→ **SET TASK**
Check each line of the listing, and copy it if it contains the word "Interactive".

Start of PROVIDED INFORMATION

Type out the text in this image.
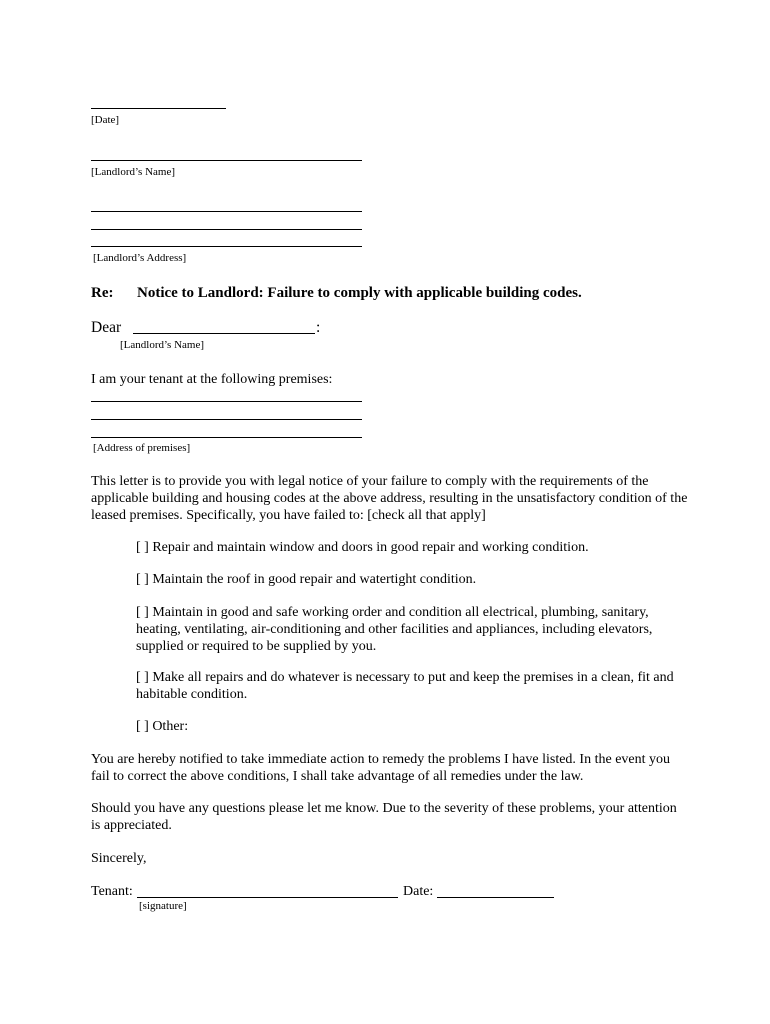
[Date]
[Landlord’s Name]
[Landlord’s Address]
Re: Notice to Landlord: Failure to comply with applicable building codes.
Dear	:
[Landlord’s Name]
I am your tenant at the following premises:
[Address of premises]
This letter is to provide you with legal notice of your failure to comply with the requirements of the
applicable building and housing codes at the above address, resulting in the unsatisfactory condition of the
leased premises. Specifically, you have failed to: [check all that apply]
[ ] Repair and maintain window and doors in good repair and working condition.
[ ] Maintain the roof in good repair and watertight condition.
[ ] Maintain in good and safe working order and condition all electrical, plumbing, sanitary,
heating, ventilating, air-conditioning and other facilities and appliances, including elevators,
supplied or required to be supplied by you.
[ ] Make all repairs and do whatever is necessary to put and keep the premises in a clean, fit and
habitable condition.
[ ] Other:
You are hereby notified to take immediate action to remedy the problems I have listed. In the event you
fail to correct the above conditions, I shall take advantage of all remedies under the law.
Should you have any questions please let me know. Due to the severity of these problems, your attention
is appreciated.
Sincerely,
Tenant:	Date:
[signature]
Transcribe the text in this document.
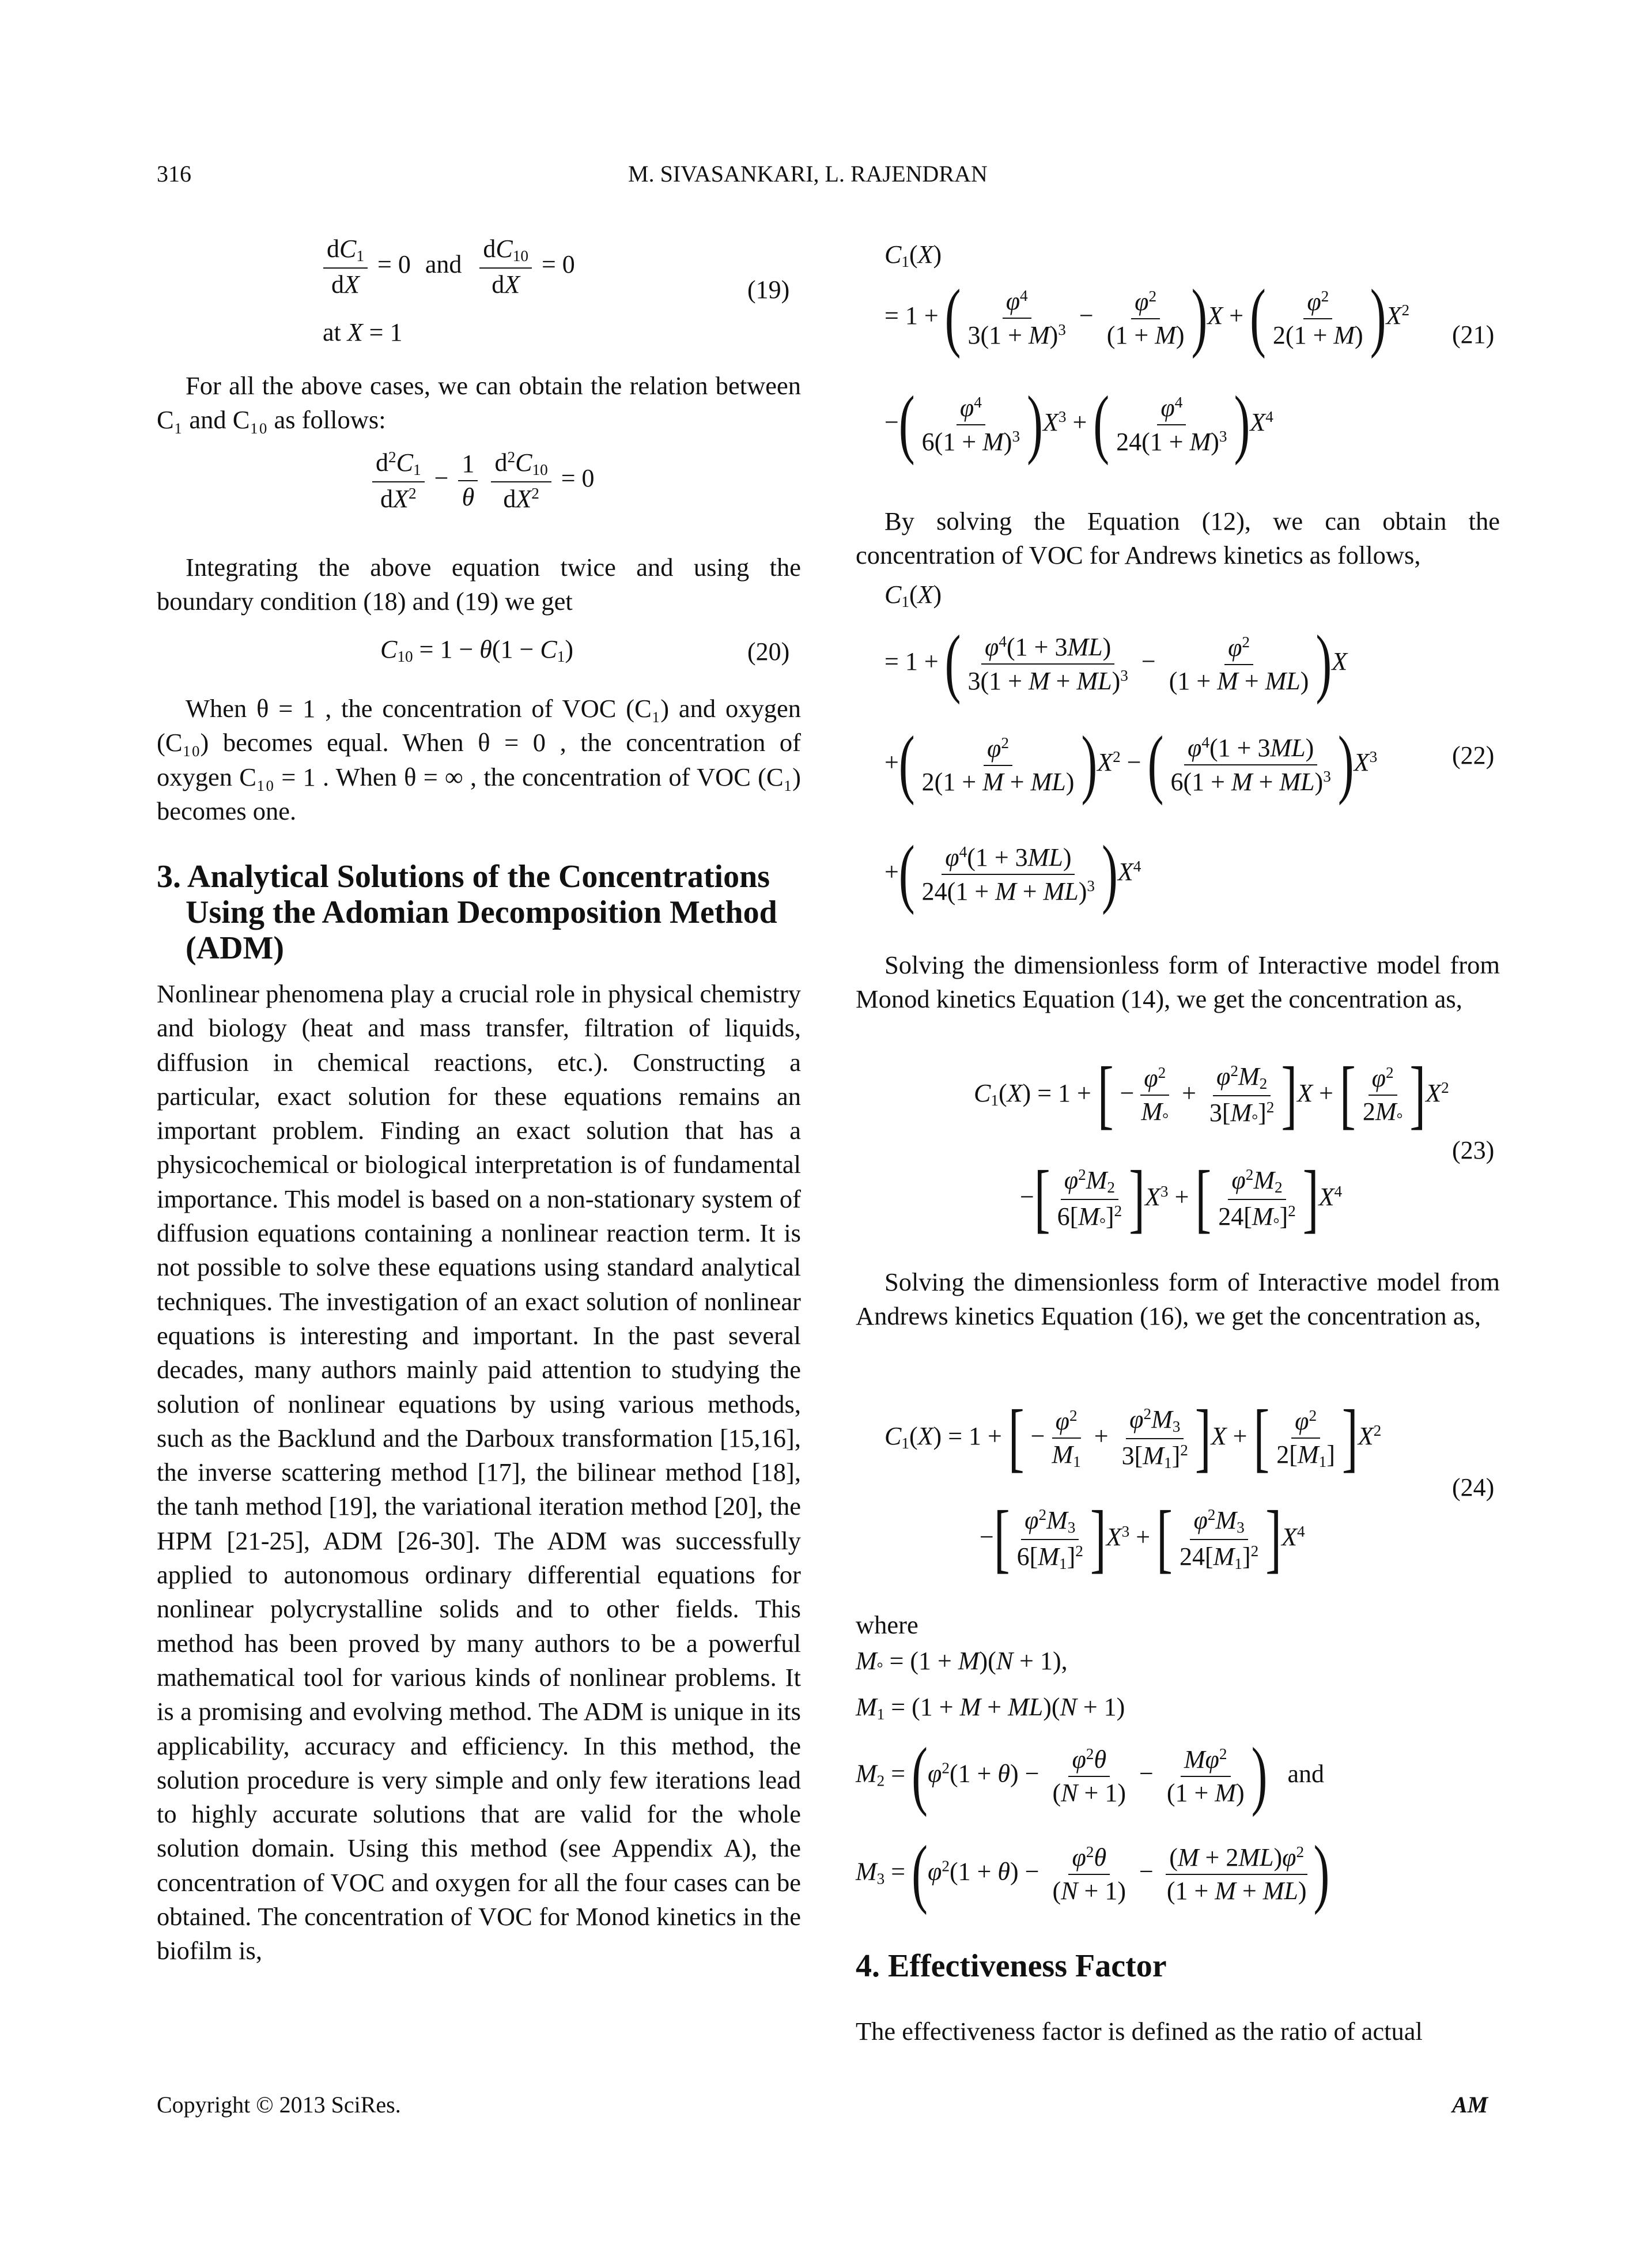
316	M. SIVASANKARI, L. RAJENDRAN
$\frac{dC_1}{dX} = 0$ and $\frac{dC_{10}}{dX} = 0$
at X = 1
(19)
For all the above cases, we can obtain the relation between C₁ and C₁₀ as follows:
$\frac{d^2C_1}{dX^2} - \frac{1}{\theta}$
$\frac{d^2C_{10}}{dX^2} = 0$
Integrating the above equation twice and using the boundary condition (18) and (19) we get
$C_{10} = 1 - \theta(1 - C_1)$	(20)
When θ = 1 , the concentration of VOC (C₁) and oxygen (C₁₀) becomes equal. When θ = 0 , the concentration of oxygen C₁₀ = 1 . When θ = ∞ , the concentration of VOC (C₁) becomes one.
3. Analytical Solutions of the Concentrations Using the Adomian Decomposition Method (ADM)
Nonlinear phenomena play a crucial role in physical chemistry and biology (heat and mass transfer, filtration of liquids, diffusion in chemical reactions, etc.). Constructing a particular, exact solution for these equations remains an important problem. Finding an exact solution that has a physicochemical or biological interpretation is of fundamental importance. This model is based on a non-stationary system of diffusion equations containing a nonlinear reaction term. It is not possible to solve these equations using standard analytical techniques. The investigation of an exact solution of nonlinear equations is interesting and important. In the past several decades, many authors mainly paid attention to studying the solution of nonlinear equations by using various methods, such as the Backlund and the Darboux transformation [15,16], the inverse scattering method [17], the bilinear method [18], the tanh method [19], the variational iteration method [20], the HPM [21-25], ADM [26-30]. The ADM was successfully applied to autonomous ordinary differential equations for nonlinear polycrystalline solids and to other fields. This method has been proved by many authors to be a powerful mathematical tool for various kinds of nonlinear problems. It is a promising and evolving method. The ADM is unique in its applicability, accuracy and efficiency. In this method, the solution procedure is very simple and only few iterations lead to highly accurate solutions that are valid for the whole solution domain. Using this method (see Appendix A), the concentration of VOC and oxygen for all the four cases can be obtained. The concentration of VOC for Monod kinetics in the biofilm is,
$C_1(X)$
= 1 + ( $\frac{\varphi^4}{3(1 + M)^3} - \frac{\varphi^2}{(1 + M)} )X$ + ( $\frac{\varphi^2}{2(1 + M)} )X^2$
−( $\frac{\varphi^4}{6(1 + M)^3} )X^3$ + ( $\frac{\varphi^4}{24(1 + M)^3} )X^4$
(21)
By solving the Equation (12), we can obtain the concentration of VOC for Andrews kinetics as follows,
$C_1(X)$
= 1 + ( $\frac{\varphi^4(1 + 3ML)}{3(1 + M + ML)^3} - \frac{\varphi^2}{(1 + M + ML)} )X$
+( $\frac{\varphi^2}{2(1 + M + ML)} )X^2$ − ( $\frac{\varphi^4(1 + 3ML)}{6(1 + M + ML)^3} )X^3$
+( $\frac{\varphi^4(1 + 3ML)}{24(1 + M + ML)^3} )X^4$
(22)
Solving the dimensionless form of Interactive model from Monod kinetics Equation (14), we get the concentration as,
$C_1(X) = 1$ + [ − $\frac{\varphi^2}{M^\circ} + \frac{\varphi^2M_2}{3[M^\circ]^2} ]X$ + [ $\frac{\varphi^2}{2M^\circ} ]X^2$
−[ $\frac{\varphi^2M_2}{6[M^\circ]^2} ]X^3$ + [ $\frac{\varphi^2M_2}{24[M^\circ]^2} ]X^4$
(23)
Solving the dimensionless form of Interactive model from Andrews kinetics Equation (16), we get the concentration as,
$C_1(X) = 1$ + [ − $\frac{\varphi^2}{M_1} + \frac{\varphi^2M_3}{3[M_1]^2} ]X$ + [ $\frac{\varphi^2}{2[M_1]} ]X^2$
−[ $\frac{\varphi^2M_3}{6[M_1]^2} ]X^3$ + [ $\frac{\varphi^2M_3}{24[M_1]^2} ]X^4$
(24)
where
$M^\circ = (1 + M)(N + 1)$,
$M_1 = (1 + M + ML)(N + 1)$
$M_2 = (\varphi^2(1 + \theta) - \frac{\varphi^2\theta}{(N + 1)} - \frac{M\varphi^2}{(1 + M)}$ ) and
$M_3 = (\varphi^2(1 + \theta) - \frac{\varphi^2\theta}{(N + 1)} - \frac{(M + 2ML)\varphi^2}{(1 + M + ML)}$ )
4. Effectiveness Factor
The effectiveness factor is defined as the ratio of actual
Copyright © 2013 SciRes.	AM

End of PROVIDED INFORMATION

→ **EXPECTED ANSWER**
Solving the dimensionless form of Interactive model from Monod kinetics Equation (14), we get the concentration as,
Solving the dimensionless form of Interactive model from Andrews kinetics Equation (16), we get the concentration as,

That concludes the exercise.